[Stored items from a collection]
== == ==
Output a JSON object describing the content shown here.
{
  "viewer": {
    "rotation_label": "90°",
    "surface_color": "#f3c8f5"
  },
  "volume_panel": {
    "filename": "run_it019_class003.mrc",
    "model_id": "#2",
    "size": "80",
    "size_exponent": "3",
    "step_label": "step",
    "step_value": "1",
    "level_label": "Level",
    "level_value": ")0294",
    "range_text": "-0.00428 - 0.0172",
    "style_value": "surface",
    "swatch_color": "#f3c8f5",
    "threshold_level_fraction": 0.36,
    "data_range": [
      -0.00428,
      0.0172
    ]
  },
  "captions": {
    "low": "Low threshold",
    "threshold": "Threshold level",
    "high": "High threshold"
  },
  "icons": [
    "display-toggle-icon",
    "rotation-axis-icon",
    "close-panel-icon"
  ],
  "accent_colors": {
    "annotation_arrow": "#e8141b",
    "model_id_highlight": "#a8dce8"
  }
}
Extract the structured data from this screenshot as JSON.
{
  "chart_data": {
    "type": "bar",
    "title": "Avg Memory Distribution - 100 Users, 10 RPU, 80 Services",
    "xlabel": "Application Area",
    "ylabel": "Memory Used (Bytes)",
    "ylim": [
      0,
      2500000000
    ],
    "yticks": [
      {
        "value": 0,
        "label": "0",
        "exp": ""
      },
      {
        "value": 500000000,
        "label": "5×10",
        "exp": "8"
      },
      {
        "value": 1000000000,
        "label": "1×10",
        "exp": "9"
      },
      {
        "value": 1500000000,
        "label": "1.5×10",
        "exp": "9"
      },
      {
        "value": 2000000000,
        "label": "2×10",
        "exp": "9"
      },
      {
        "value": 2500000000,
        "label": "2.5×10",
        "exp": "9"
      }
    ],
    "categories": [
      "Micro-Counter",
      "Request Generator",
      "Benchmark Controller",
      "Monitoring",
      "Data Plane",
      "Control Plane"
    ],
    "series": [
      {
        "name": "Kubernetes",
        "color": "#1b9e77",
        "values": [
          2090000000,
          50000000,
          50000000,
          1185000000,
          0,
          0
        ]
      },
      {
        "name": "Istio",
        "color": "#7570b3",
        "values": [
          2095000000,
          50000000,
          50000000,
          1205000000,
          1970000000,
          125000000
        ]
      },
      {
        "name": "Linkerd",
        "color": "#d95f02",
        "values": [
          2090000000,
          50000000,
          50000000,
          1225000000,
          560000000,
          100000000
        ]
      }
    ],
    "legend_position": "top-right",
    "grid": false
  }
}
== == ==
> _INSTRUCTION_: Retype the data exactly as given.

> _EXERCISE RESPONSE_:
Output a JSON object describing the content shown here.
{
  "viewer": {
    "rotation_label": "90°",
    "surface_color": "#f3c8f5"
  },
  "volume_panel": {
    "filename": "run_it019_class003.mrc",
    "model_id": "#2",
    "size": "80",
    "size_exponent": "3",
    "step_label": "step",
    "step_value": "1",
    "level_label": "Level",
    "level_value": ")0294",
    "range_text": "-0.00428 - 0.0172",
    "style_value": "surface",
    "swatch_color": "#f3c8f5",
    "threshold_level_fraction": 0.36,
    "data_range": [
      -0.00428,
      0.0172
    ]
  },
  "captions": {
    "low": "Low threshold",
    "threshold": "Threshold level",
    "high": "High threshold"
  },
  "icons": [
    "display-toggle-icon",
    "rotation-axis-icon",
    "close-panel-icon"
  ],
  "accent_colors": {
    "annotation_arrow": "#e8141b",
    "model_id_highlight": "#a8dce8"
  }
}
Extract the structured data from this screenshot as JSON.
{
  "chart_data": {
    "type": "bar",
    "title": "Avg Memory Distribution - 100 Users, 10 RPU, 80 Services",
    "xlabel": "Application Area",
    "ylabel": "Memory Used (Bytes)",
    "ylim": [
      0,
      2500000000
    ],
    "yticks": [
      {
        "value": 0,
        "label": "0",
        "exp": ""
      },
      {
        "value": 500000000,
        "label": "5×10",
        "exp": "8"
      },
      {
        "value": 1000000000,
        "label": "1×10",
        "exp": "9"
      },
      {
        "value": 1500000000,
        "label": "1.5×10",
        "exp": "9"
      },
      {
        "value": 2000000000,
        "label": "2×10",
        "exp": "9"
      },
      {
        "value": 2500000000,
        "label": "2.5×10",
        "exp": "9"
      }
    ],
    "categories": [
      "Micro-Counter",
      "Request Generator",
      "Benchmark Controller",
      "Monitoring",
      "Data Plane",
      "Control Plane"
    ],
    "series": [
      {
        "name": "Kubernetes",
        "color": "#1b9e77",
        "values": [
          2090000000,
          50000000,
          50000000,
          1185000000,
          0,
          0
        ]
      },
      {
        "name": "Istio",
        "color": "#7570b3",
        "values": [
          2095000000,
          50000000,
          50000000,
          1205000000,
          1970000000,
          125000000
        ]
      },
      {
        "name": "Linkerd",
        "color": "#d95f02",
        "values": [
          2090000000,
          50000000,
          50000000,
          1225000000,
          560000000,
          100000000
        ]
      }
    ],
    "legend_position": "top-right",
    "grid": false
  }
}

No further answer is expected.